Task requirements
From the records below, copy every line that contains the word "CaCO₃".

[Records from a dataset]
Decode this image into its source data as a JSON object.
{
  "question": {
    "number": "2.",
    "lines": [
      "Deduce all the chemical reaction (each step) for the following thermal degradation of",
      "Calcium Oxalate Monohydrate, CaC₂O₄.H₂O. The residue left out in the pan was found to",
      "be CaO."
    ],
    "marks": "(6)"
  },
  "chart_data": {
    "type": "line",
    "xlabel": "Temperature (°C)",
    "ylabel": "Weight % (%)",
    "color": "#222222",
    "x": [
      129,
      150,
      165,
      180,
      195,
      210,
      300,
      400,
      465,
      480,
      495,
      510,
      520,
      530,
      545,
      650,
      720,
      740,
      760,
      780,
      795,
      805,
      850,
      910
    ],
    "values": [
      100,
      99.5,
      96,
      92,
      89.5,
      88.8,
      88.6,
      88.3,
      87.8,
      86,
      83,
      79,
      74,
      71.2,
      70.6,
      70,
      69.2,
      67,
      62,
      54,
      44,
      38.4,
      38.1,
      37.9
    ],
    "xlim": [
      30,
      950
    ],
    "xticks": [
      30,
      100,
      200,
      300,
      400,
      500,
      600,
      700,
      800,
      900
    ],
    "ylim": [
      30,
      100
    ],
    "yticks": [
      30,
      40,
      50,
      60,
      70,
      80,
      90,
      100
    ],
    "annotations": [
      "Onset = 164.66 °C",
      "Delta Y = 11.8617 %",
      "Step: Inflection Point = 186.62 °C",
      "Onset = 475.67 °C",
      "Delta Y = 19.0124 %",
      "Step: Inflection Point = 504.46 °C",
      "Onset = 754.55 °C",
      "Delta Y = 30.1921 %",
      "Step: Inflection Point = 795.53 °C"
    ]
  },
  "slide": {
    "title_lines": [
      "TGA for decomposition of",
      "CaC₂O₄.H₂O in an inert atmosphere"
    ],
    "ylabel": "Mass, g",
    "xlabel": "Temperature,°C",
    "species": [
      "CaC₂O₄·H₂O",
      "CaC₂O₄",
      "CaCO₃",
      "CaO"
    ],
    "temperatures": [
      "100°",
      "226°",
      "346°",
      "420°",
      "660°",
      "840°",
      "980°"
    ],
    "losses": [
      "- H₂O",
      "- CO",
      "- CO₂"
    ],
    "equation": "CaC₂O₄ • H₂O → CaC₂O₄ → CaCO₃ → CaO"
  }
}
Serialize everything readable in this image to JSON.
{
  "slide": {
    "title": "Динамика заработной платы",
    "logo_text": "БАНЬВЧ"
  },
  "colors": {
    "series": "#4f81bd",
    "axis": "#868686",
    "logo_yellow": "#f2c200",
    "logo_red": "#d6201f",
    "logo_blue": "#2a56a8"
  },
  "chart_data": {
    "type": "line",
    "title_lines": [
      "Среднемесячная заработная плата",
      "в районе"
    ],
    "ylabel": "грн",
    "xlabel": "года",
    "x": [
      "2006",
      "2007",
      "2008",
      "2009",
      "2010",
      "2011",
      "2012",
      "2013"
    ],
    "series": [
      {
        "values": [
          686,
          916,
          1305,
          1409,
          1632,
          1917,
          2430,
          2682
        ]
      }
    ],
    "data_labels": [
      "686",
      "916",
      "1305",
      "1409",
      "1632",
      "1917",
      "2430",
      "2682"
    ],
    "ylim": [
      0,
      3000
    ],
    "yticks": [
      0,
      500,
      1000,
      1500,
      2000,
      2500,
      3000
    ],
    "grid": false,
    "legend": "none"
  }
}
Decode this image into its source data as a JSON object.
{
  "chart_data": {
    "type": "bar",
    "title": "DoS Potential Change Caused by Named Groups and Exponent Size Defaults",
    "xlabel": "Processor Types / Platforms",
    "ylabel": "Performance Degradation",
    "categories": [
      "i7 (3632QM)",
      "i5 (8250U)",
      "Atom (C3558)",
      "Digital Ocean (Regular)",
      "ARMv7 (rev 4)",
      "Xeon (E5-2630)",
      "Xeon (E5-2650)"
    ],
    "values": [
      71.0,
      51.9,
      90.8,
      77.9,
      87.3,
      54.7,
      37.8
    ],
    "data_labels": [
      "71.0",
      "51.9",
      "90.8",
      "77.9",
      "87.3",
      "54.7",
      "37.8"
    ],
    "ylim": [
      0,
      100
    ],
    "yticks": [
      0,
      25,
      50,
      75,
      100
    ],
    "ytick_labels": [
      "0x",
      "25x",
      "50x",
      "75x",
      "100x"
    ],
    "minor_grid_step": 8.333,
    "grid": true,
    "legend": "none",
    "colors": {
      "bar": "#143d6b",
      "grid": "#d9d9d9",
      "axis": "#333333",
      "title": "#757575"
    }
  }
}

Worked solution
      "CaCO₃",
    "equation": "CaC₂O₄ • H₂O → CaC₂O₄ → CaCO₃ → CaO"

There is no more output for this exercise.